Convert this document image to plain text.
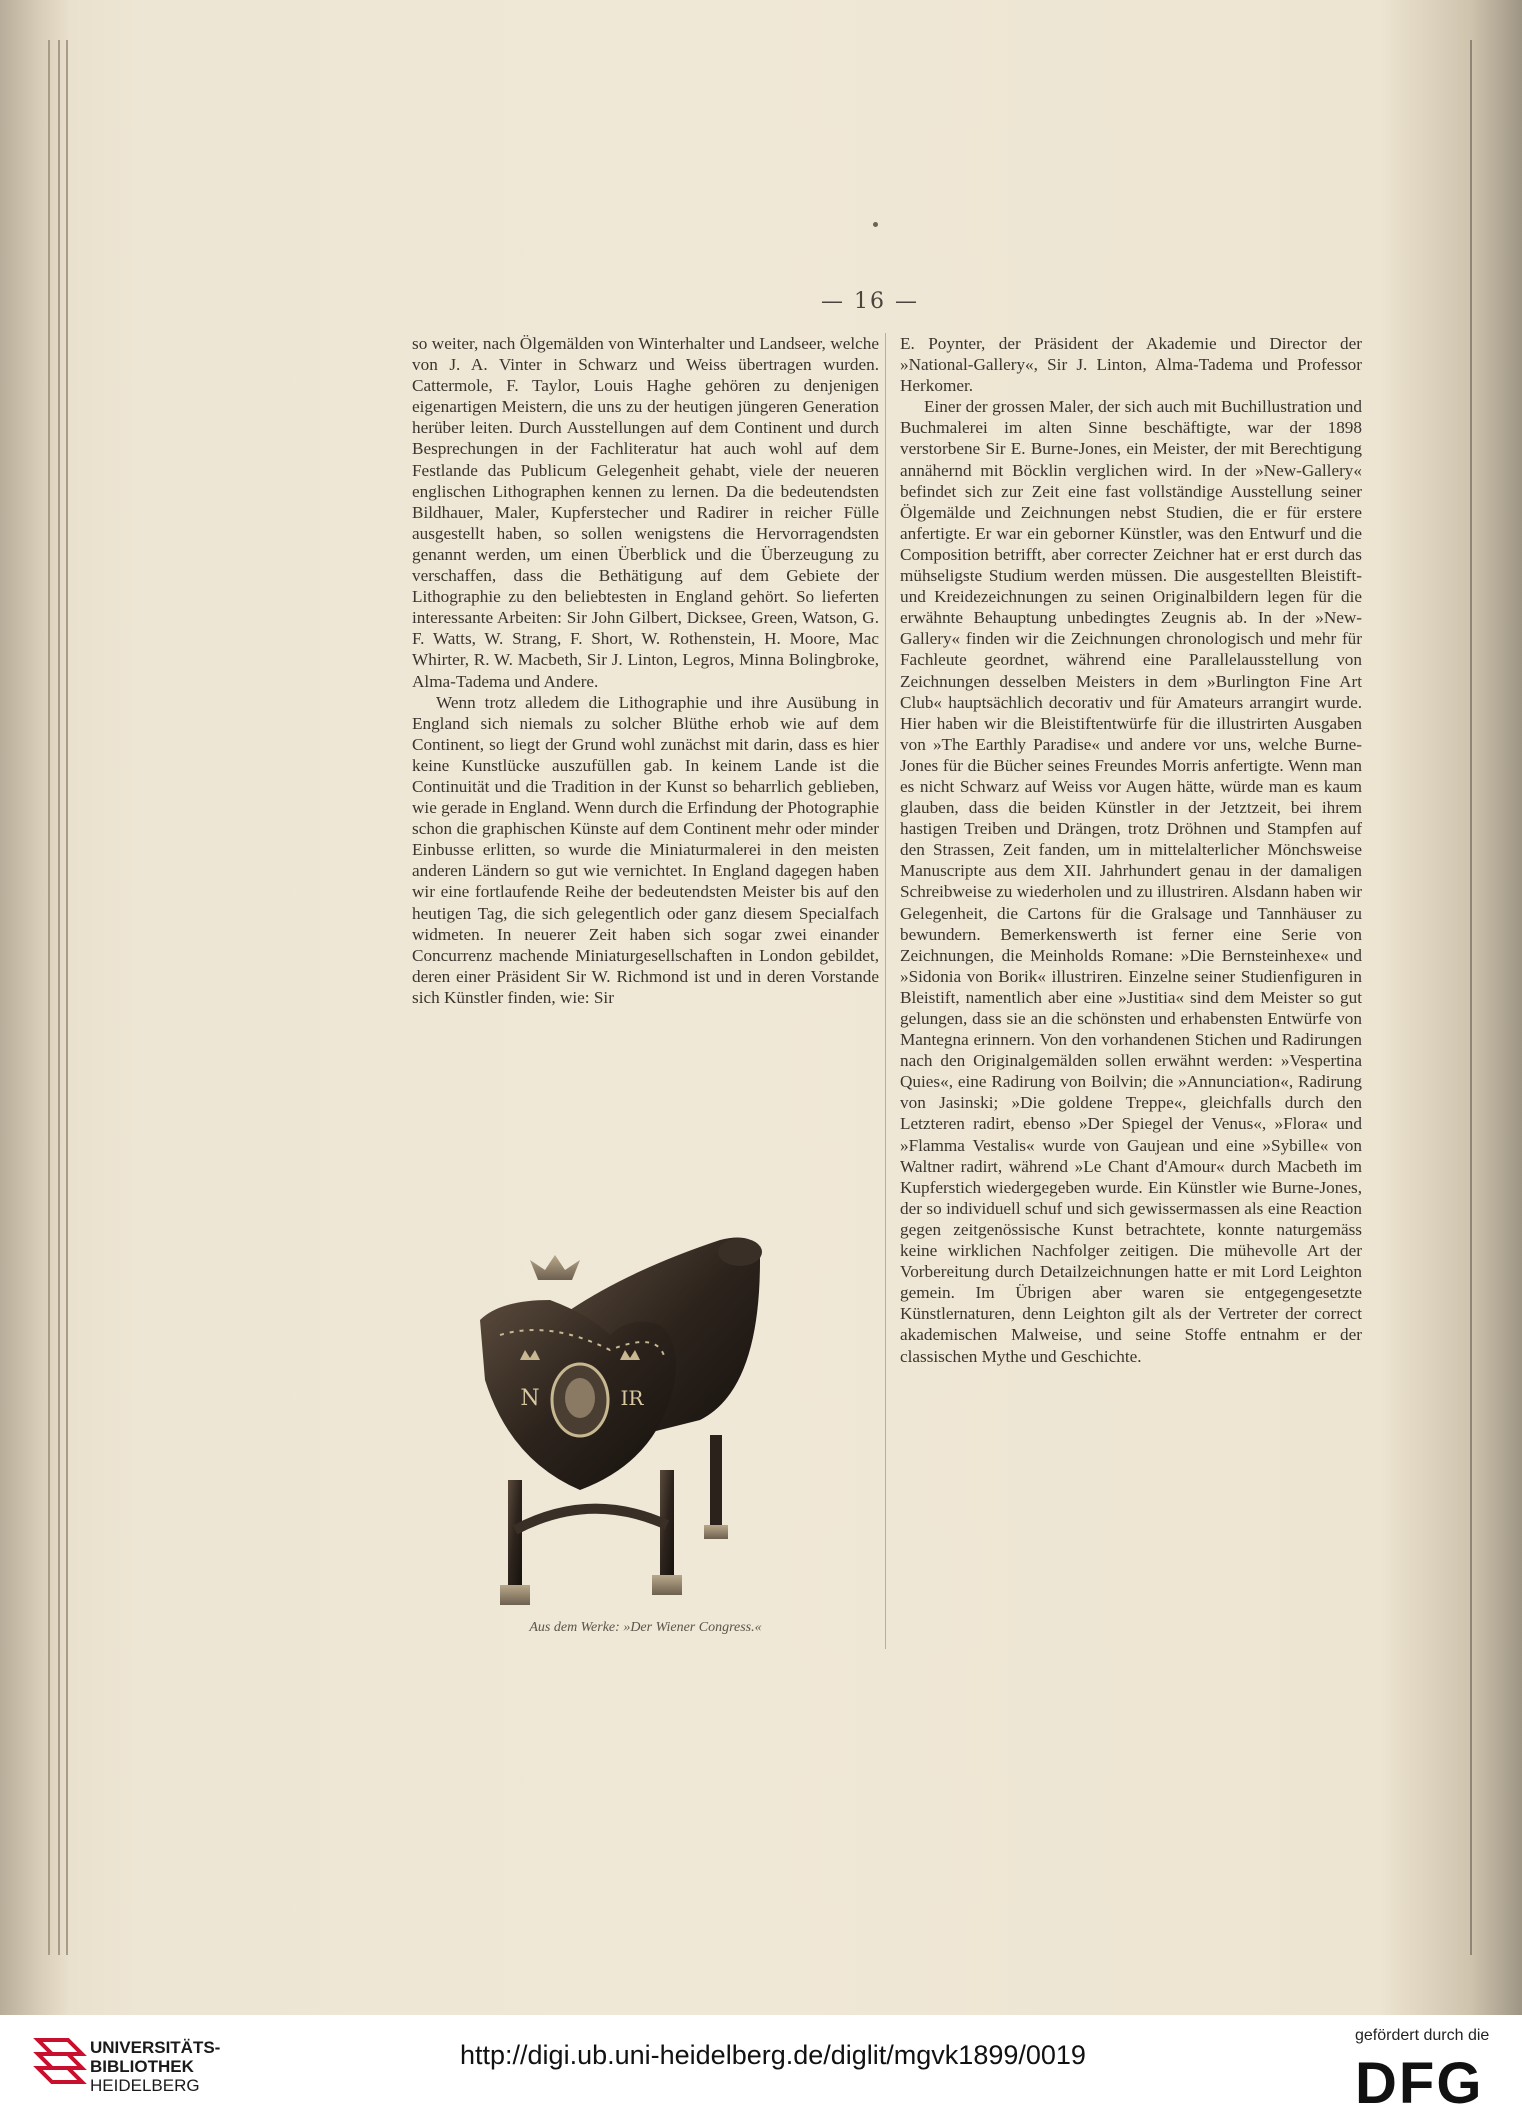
— 16 —

so weiter, nach Ölgemälden von Winterhalter und Landseer, welche von J. A. Vinter in Schwarz und Weiss übertragen wurden. Cattermole, F. Taylor, Louis Haghe gehören zu denjenigen eigenartigen Meistern, die uns zu der heutigen jüngeren Generation herüber leiten. Durch Ausstellungen auf dem Continent und durch Besprechungen in der Fachliteratur hat auch wohl auf dem Festlande das Publicum Gelegenheit gehabt, viele der neueren englischen Lithographen kennen zu lernen. Da die bedeutendsten Bildhauer, Maler, Kupferstecher und Radirer in reicher Fülle ausgestellt haben, so sollen wenigstens die Hervorragendsten genannt werden, um einen Überblick und die Überzeugung zu verschaffen, dass die Bethätigung auf dem Gebiete der Lithographie zu den beliebtesten in England gehört. So lieferten interessante Arbeiten: Sir John Gilbert, Dicksee, Green, Watson, G. F. Watts, W. Strang, F. Short, W. Rothenstein, H. Moore, Mac Whirter, R. W. Macbeth, Sir J. Linton, Legros, Minna Bolingbroke, Alma-Tadema und Andere.

Wenn trotz alledem die Lithographie und ihre Ausübung in England sich niemals zu solcher Blüthe erhob wie auf dem Continent, so liegt der Grund wohl zunächst mit darin, dass es hier keine Kunstlücke auszufüllen gab. In keinem Lande ist die Continuität und die Tradition in der Kunst so beharrlich geblieben, wie gerade in England. Wenn durch die Erfindung der Photographie schon die graphischen Künste auf dem Continent mehr oder minder Einbusse erlitten, so wurde die Miniaturmalerei in den meisten anderen Ländern so gut wie vernichtet. In England dagegen haben wir eine fortlaufende Reihe der bedeutendsten Meister bis auf den heutigen Tag, die sich gelegentlich oder ganz diesem Specialfach widmeten. In neuerer Zeit haben sich sogar zwei einander Concurrenz machende Miniaturgesellschaften in London gebildet, deren einer Präsident Sir W. Richmond ist und in deren Vorstande sich Künstler finden, wie: Sir

E. Poynter, der Präsident der Akademie und Director der »National-Gallery«, Sir J. Linton, Alma-Tadema und Professor Herkomer.

Einer der grossen Maler, der sich auch mit Buchillustration und Buchmalerei im alten Sinne beschäftigte, war der 1898 verstorbene Sir E. Burne-Jones, ein Meister, der mit Berechtigung annähernd mit Böcklin verglichen wird. In der »New-Gallery« befindet sich zur Zeit eine fast vollständige Ausstellung seiner Ölgemälde und Zeichnungen nebst Studien, die er für erstere anfertigte. Er war ein geborner Künstler, was den Entwurf und die Composition betrifft, aber correcter Zeichner hat er erst durch das mühseligste Studium werden müssen. Die ausgestellten Bleistift- und Kreidezeichnungen zu seinen Originalbildern legen für die erwähnte Behauptung unbedingtes Zeugnis ab. In der »New-Gallery« finden wir die Zeichnungen chronologisch und mehr für Fachleute geordnet, während eine Parallelausstellung von Zeichnungen desselben Meisters in dem »Burlington Fine Art Club« hauptsächlich decorativ und für Amateurs arrangirt wurde. Hier haben wir die Bleistiftentwürfe für die illustrirten Ausgaben von »The Earthly Paradise« und andere vor uns, welche Burne-Jones für die Bücher seines Freundes Morris anfertigte. Wenn man es nicht Schwarz auf Weiss vor Augen hätte, würde man es kaum glauben, dass die beiden Künstler in der Jetztzeit, bei ihrem hastigen Treiben und Drängen, trotz Dröhnen und Stampfen auf den Strassen, Zeit fanden, um in mittelalterlicher Mönchsweise Manuscripte aus dem XII. Jahrhundert genau in der damaligen Schreibweise zu wiederholen und zu illustriren. Alsdann haben wir Gelegenheit, die Cartons für die Gralsage und Tannhäuser zu bewundern. Bemerkenswerth ist ferner eine Serie von Zeichnungen, die Meinholds Romane: »Die Bernsteinhexe« und »Sidonia von Borik« illustriren. Einzelne seiner Studienfiguren in Bleistift, namentlich aber eine »Justitia« sind dem Meister so gut gelungen, dass sie an die schönsten und erhabensten Entwürfe von Mantegna erinnern. Von den vorhandenen Stichen und Radirungen nach den Originalgemälden sollen erwähnt werden: »Vespertina Quies«, eine Radirung von Boilvin; die »Annunciation«, Radirung von Jasinski; »Die goldene Treppe«, gleichfalls durch den Letzteren radirt, ebenso »Der Spiegel der Venus«, »Flora« und »Flamma Vestalis« wurde von Gaujean und eine »Sybille« von Waltner radirt, während »Le Chant d'Amour« durch Macbeth im Kupferstich wiedergegeben wurde. Ein Künstler wie Burne-Jones, der so individuell schuf und sich gewissermassen als eine Reaction gegen zeitgenössische Kunst betrachtete, konnte naturgemäss keine wirklichen Nachfolger zeitigen. Die mühevolle Art der Vorbereitung durch Detailzeichnungen hatte er mit Lord Leighton gemein. Im Übrigen aber waren sie entgegengesetzte Künstlernaturen, denn Leighton gilt als der Vertreter der correct akademischen Malweise, und seine Stoffe entnahm er der classischen Mythe und Geschichte.

N	IR
Aus dem Werke: »Der Wiener Congress.«
UNIVERSITÄTS-
BIBLIOTHEK
HEIDELBERG
http://digi.ub.uni-heidelberg.de/diglit/mgvk1899/0019
gefördert durch die
DFG
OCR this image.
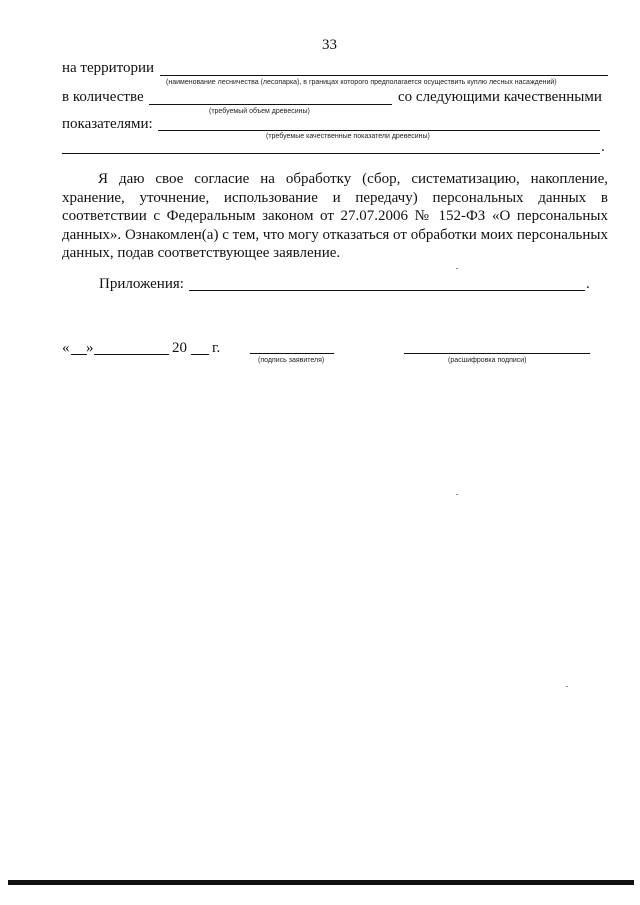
33
на территории
(наименование лесничества (лесопарка), в границах которого предполагается осуществить куплю лесных насаждений)
в количестве	со следующими качественными
(требуемый объем древесины)
показателями:
(требуемые качественные показатели древесины)
.
Я даю свое согласие на обработку (сбор, систематизацию, накопление, хранение, уточнение, использование и передачу) персональных данных в соответствии с Федеральным законом от 27.07.2006 № 152-ФЗ «О персональных данных». Ознакомлен(а) с тем, что могу отказаться от обработки моих персональных данных, подав соответствующее заявление.
Приложения:	.
« »	20 г.
(подпись заявителя)	(расшифровка подписи)
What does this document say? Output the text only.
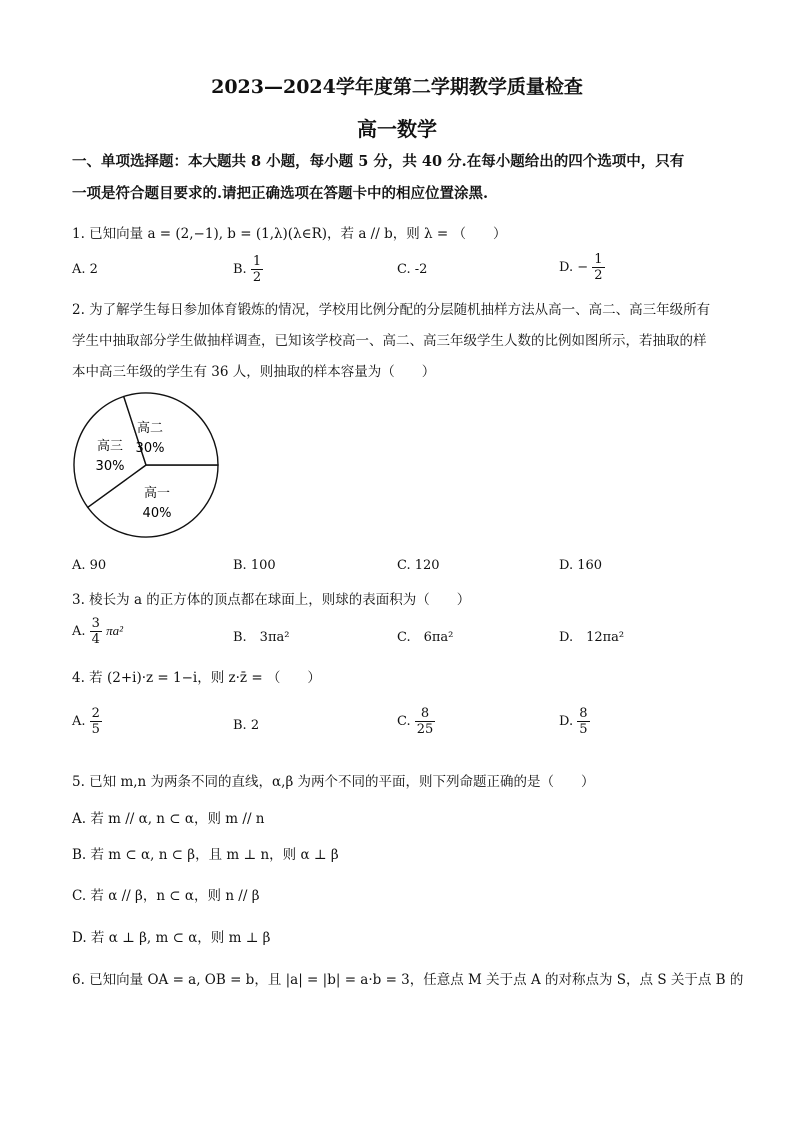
2023—2024学年度第二学期教学质量检查
高一数学
一、单项选择题：本大题共 8 小题，每小题 5 分，共 40 分.在每小题给出的四个选项中，只有
一项是符合题目要求的.请把正确选项在答题卡中的相应位置涂黑.
1. 已知向量 a = (2,−1), b = (1,λ)(λ∈R)，若 a // b，则 λ = （　　）
A. 2	B. $\frac{1}{2}$	C. -2	D. − $\frac{1}{2}$
2. 为了解学生每日参加体育锻炼的情况，学校用比例分配的分层随机抽样方法从高一、高二、高三年级所有
学生中抽取部分学生做抽样调查，已知该学校高一、高二、高三年级学生人数的比例如图所示，若抽取的样
本中高三年级的学生有 36 人，则抽取的样本容量为（　　）
高二
30%
高三
30%
高一
40%
A. 90	B. 100	C. 120	D. 160
3. 棱长为 a 的正方体的顶点都在球面上，则球的表面积为（　　）
A. $\frac{3}{4} \pi a^2$	B.　3πa²	C.　6πa²	D.　12πa²
4. 若 (2+i)·z = 1−i，则 z·z̄ = （　　）
A. $\frac{2}{5}$	B. 2	C. $\frac{8}{25}$	D. $\frac{8}{5}$
5. 已知 m,n 为两条不同的直线，α,β 为两个不同的平面，则下列命题正确的是（　　）
A. 若 m // α, n ⊂ α，则 m // n
B. 若 m ⊂ α, n ⊂ β，且 m ⊥ n，则 α ⊥ β
C. 若 α // β，n ⊂ α，则 n // β
D. 若 α ⊥ β, m ⊂ α，则 m ⊥ β
6. 已知向量 OA = a, OB = b，且 |a| = |b| = a·b = 3，任意点 M 关于点 A 的对称点为 S，点 S 关于点 B 的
══════
- _TASK BRIEF_
Locate the line containing "What does this" in the records above, then output it and every line after it through the last, excluding pictures.

- _TASK RESPONSE_
What does this document say? Output the text only.
2023—2024学年度第二学期教学质量检查
高一数学
一、单项选择题：本大题共 8 小题，每小题 5 分，共 40 分.在每小题给出的四个选项中，只有
一项是符合题目要求的.请把正确选项在答题卡中的相应位置涂黑.
1. 已知向量 a = (2,−1), b = (1,λ)(λ∈R)，若 a // b，则 λ = （　　）
A. 2	B. $\frac{1}{2}$	C. -2	D. − $\frac{1}{2}$
2. 为了解学生每日参加体育锻炼的情况，学校用比例分配的分层随机抽样方法从高一、高二、高三年级所有
学生中抽取部分学生做抽样调查，已知该学校高一、高二、高三年级学生人数的比例如图所示，若抽取的样
本中高三年级的学生有 36 人，则抽取的样本容量为（　　）
高二
30%
高三
30%
高一
40%
A. 90	B. 100	C. 120	D. 160
3. 棱长为 a 的正方体的顶点都在球面上，则球的表面积为（　　）
A. $\frac{3}{4} \pi a^2$	B.　3πa²	C.　6πa²	D.　12πa²
4. 若 (2+i)·z = 1−i，则 z·z̄ = （　　）
A. $\frac{2}{5}$	B. 2	C. $\frac{8}{25}$	D. $\frac{8}{5}$
5. 已知 m,n 为两条不同的直线，α,β 为两个不同的平面，则下列命题正确的是（　　）
A. 若 m // α, n ⊂ α，则 m // n
B. 若 m ⊂ α, n ⊂ β，且 m ⊥ n，则 α ⊥ β
C. 若 α // β，n ⊂ α，则 n // β
D. 若 α ⊥ β, m ⊂ α，则 m ⊥ β
6. 已知向量 OA = a, OB = b，且 |a| = |b| = a·b = 3，任意点 M 关于点 A 的对称点为 S，点 S 关于点 B 的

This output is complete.